**Requirements**.
Recast every line of the listing below as a JSON list of strings, one string per line, skipping blank lines. Leave the pictures out of the answer.
======== Items
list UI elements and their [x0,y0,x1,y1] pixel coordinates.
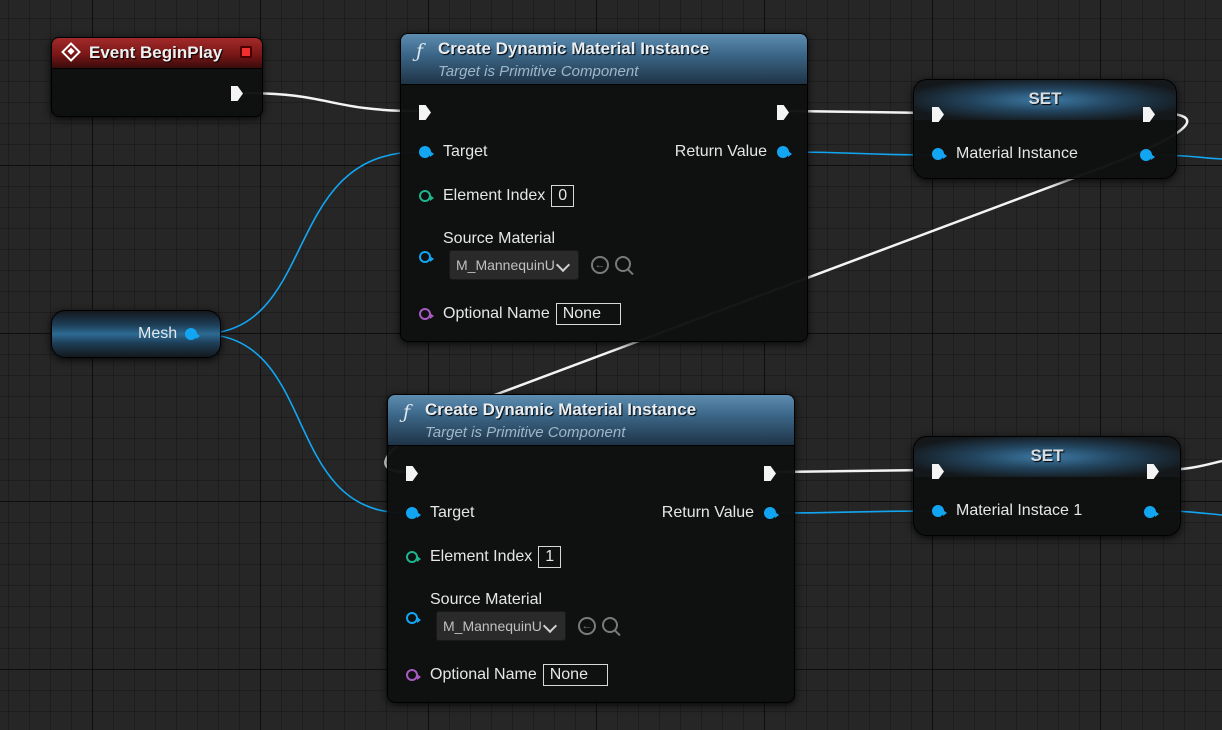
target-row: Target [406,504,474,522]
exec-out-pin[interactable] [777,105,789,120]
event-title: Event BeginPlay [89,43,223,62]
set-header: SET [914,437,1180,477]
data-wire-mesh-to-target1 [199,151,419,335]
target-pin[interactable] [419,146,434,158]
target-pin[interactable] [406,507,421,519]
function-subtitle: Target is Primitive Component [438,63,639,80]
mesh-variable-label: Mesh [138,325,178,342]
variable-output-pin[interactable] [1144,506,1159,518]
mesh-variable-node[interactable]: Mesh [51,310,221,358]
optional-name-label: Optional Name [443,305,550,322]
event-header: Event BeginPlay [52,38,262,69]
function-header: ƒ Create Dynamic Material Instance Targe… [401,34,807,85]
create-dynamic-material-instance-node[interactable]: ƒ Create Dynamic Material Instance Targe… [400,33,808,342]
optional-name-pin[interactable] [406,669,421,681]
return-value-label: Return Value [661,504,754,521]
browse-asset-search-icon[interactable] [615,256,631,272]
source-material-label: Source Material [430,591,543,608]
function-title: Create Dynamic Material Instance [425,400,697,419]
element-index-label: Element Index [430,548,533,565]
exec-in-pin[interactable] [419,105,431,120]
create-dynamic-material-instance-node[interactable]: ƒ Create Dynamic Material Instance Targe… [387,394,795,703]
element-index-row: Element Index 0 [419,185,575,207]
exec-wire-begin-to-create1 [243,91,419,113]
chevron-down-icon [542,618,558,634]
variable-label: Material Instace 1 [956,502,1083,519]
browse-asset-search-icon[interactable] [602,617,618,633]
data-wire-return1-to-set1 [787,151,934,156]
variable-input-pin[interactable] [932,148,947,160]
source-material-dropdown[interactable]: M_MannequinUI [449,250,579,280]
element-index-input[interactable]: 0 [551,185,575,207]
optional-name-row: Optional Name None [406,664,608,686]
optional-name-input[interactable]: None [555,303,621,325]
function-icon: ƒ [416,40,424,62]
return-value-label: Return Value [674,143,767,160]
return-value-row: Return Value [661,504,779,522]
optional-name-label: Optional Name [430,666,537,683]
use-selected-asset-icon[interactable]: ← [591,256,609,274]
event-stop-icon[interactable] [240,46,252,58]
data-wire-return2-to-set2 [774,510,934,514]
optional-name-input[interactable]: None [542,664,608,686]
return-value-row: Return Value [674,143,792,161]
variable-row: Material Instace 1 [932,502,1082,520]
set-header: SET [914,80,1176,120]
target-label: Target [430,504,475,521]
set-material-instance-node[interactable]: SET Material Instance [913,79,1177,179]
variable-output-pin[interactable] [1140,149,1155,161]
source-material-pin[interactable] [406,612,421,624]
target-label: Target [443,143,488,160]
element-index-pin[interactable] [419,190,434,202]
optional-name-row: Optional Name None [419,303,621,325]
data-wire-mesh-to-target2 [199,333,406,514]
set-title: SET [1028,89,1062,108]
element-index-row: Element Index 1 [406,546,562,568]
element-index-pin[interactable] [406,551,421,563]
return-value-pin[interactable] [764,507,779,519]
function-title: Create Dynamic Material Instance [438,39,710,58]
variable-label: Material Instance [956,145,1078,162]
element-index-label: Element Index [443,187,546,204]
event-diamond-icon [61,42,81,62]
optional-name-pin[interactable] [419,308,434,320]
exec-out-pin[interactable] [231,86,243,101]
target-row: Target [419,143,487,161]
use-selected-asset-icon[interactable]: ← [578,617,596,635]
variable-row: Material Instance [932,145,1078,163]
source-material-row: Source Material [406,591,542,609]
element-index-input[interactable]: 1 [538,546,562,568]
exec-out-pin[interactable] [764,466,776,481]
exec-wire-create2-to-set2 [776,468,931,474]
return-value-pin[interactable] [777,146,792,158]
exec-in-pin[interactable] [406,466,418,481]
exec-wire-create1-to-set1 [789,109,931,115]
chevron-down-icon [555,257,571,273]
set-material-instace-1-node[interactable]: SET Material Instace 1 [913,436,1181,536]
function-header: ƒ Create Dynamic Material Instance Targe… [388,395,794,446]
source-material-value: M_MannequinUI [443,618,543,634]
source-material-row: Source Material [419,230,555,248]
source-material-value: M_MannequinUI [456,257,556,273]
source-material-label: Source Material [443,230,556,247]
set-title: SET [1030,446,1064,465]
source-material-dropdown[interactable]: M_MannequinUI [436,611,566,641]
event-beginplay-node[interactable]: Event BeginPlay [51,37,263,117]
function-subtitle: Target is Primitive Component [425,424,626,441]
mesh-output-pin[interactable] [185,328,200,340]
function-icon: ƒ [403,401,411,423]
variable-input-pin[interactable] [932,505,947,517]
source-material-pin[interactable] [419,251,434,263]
================
**Task output**.
[
  "list UI elements and their [x0,y0,x1,y1] pixel coordinates.",
  "target-row: Target [406,504,474,522]",
  "exec-out-pin[interactable] [777,105,789,120]",
  "event-title: Event BeginPlay [89,43,223,62]",
  "set-header: SET [914,437,1180,477]",
  "data-wire-mesh-to-target1 [199,151,419,335]",
  "target-pin[interactable] [419,146,434,158]",
  "target-pin[interactable] [406,507,421,519]",
  "function-subtitle: Target is Primitive Component [438,63,639,80]",
  "mesh-variable-label: Mesh [138,325,178,342]",
  "variable-output-pin[interactable] [1144,506,1159,518]",
  "mesh-variable-node[interactable]: Mesh [51,310,221,358]",
  "optional-name-label: Optional Name [443,305,550,322]",
  "event-header: Event BeginPlay [52,38,262,69]",
  "function-header: ƒ Create Dynamic Material Instance Targe… [401,34,807,85]",
  "create-dynamic-material-instance-node[interactable]: ƒ Create Dynamic Material Instance Targe… [400,33,808,342]",
  "optional-name-pin[interactable] [406,669,421,681]",
  "return-value-label: Return Value [661,504,754,521]",
  "browse-asset-search-icon[interactable] [615,256,631,272]",
  "source-material-label: Source Material [430,591,543,608]",
  "function-title: Create Dynamic Material Instance [425,400,697,419]",
  "element-index-label: Element Index [430,548,533,565]",
  "exec-in-pin[interactable] [419,105,431,120]",
  "create-dynamic-material-instance-node[interactable]: ƒ Create Dynamic Material Instance Targe… [387,394,795,703]",
  "element-index-row: Element Index 0 [419,185,575,207]",
  "exec-wire-begin-to-create1 [243,91,419,113]",
  "chevron-down-icon [542,618,558,634]",
  "variable-label: Material Instace 1 [956,502,1083,519]",
  "browse-asset-search-icon[interactable] [602,617,618,633]",
  "data-wire-return1-to-set1 [787,151,934,156]",
  "variable-input-pin[interactable] [932,148,947,160]",
  "source-material-dropdown[interactable]: M_MannequinUI [449,250,579,280]",
  "element-index-input[interactable]: 0 [551,185,575,207]",
  "optional-name-row: Optional Name None [406,664,608,686]",
  "optional-name-input[interactable]: None [555,303,621,325]",
  "function-icon: ƒ [416,40,424,62]",
  "return-value-label: Return Value [674,143,767,160]",
  "return-value-row: Return Value [661,504,779,522]",
  "optional-name-label: Optional Name [430,666,537,683]",
  "use-selected-asset-icon[interactable]: ← [591,256,609,274]",
  "event-stop-icon[interactable] [240,46,252,58]",
  "data-wire-return2-to-set2 [774,510,934,514]",
  "optional-name-input[interactable]: None [542,664,608,686]",
  "return-value-row: Return Value [674,143,792,161]",
  "variable-row: Material Instace 1 [932,502,1082,520]",
  "set-header: SET [914,80,1176,120]",
  "target-label: Target [430,504,475,521]",
  "set-material-instance-node[interactable]: SET Material Instance [913,79,1177,179]",
  "variable-output-pin[interactable] [1140,149,1155,161]",
  "source-material-pin[interactable] [406,612,421,624]",
  "target-label: Target [443,143,488,160]",
  "element-index-pin[interactable] [419,190,434,202]",
  "optional-name-row: Optional Name None [419,303,621,325]",
  "data-wire-mesh-to-target2 [199,333,406,514]",
  "set-title: SET [1028,89,1062,108]",
  "element-index-row: Element Index 1 [406,546,562,568]",
  "element-index-pin[interactable] [406,551,421,563]",
  "return-value-pin[interactable] [764,507,779,519]",
  "function-title: Create Dynamic Material Instance [438,39,710,58]",
  "variable-label: Material Instance [956,145,1078,162]",
  "element-index-label: Element Index [443,187,546,204]",
  "event-diamond-icon [61,42,81,62]",
  "optional-name-pin[interactable] [419,308,434,320]",
  "exec-out-pin[interactable] [231,86,243,101]",
  "target-row: Target [419,143,487,161]",
  "use-selected-asset-icon[interactable]: ← [578,617,596,635]",
  "variable-row: Material Instance [932,145,1078,163]",
  "source-material-row: Source Material [406,591,542,609]",
  "element-index-input[interactable]: 1 [538,546,562,568]",
  "exec-out-pin[interactable] [764,466,776,481]",
  "exec-wire-create2-to-set2 [776,468,931,474]",
  "return-value-pin[interactable] [777,146,792,158]",
  "exec-in-pin[interactable] [406,466,418,481]",
  "exec-wire-create1-to-set1 [789,109,931,115]",
  "chevron-down-icon [555,257,571,273]",
  "set-material-instace-1-node[interactable]: SET Material Instace 1 [913,436,1181,536]",
  "function-header: ƒ Create Dynamic Material Instance Targe… [388,395,794,446]",
  "source-material-value: M_MannequinUI [443,618,543,634]",
  "source-material-row: Source Material [419,230,555,248]",
  "source-material-value: M_MannequinUI [456,257,556,273]",
  "source-material-label: Source Material [443,230,556,247]",
  "set-title: SET [1030,446,1064,465]",
  "source-material-dropdown[interactable]: M_MannequinUI [436,611,566,641]",
  "event-beginplay-node[interactable]: Event BeginPlay [51,37,263,117]",
  "function-subtitle: Target is Primitive Component [425,424,626,441]",
  "mesh-output-pin[interactable] [185,328,200,340]",
  "function-icon: ƒ [403,401,411,423]",
  "variable-input-pin[interactable] [932,505,947,517]",
  "source-material-pin[interactable] [419,251,434,263]"
]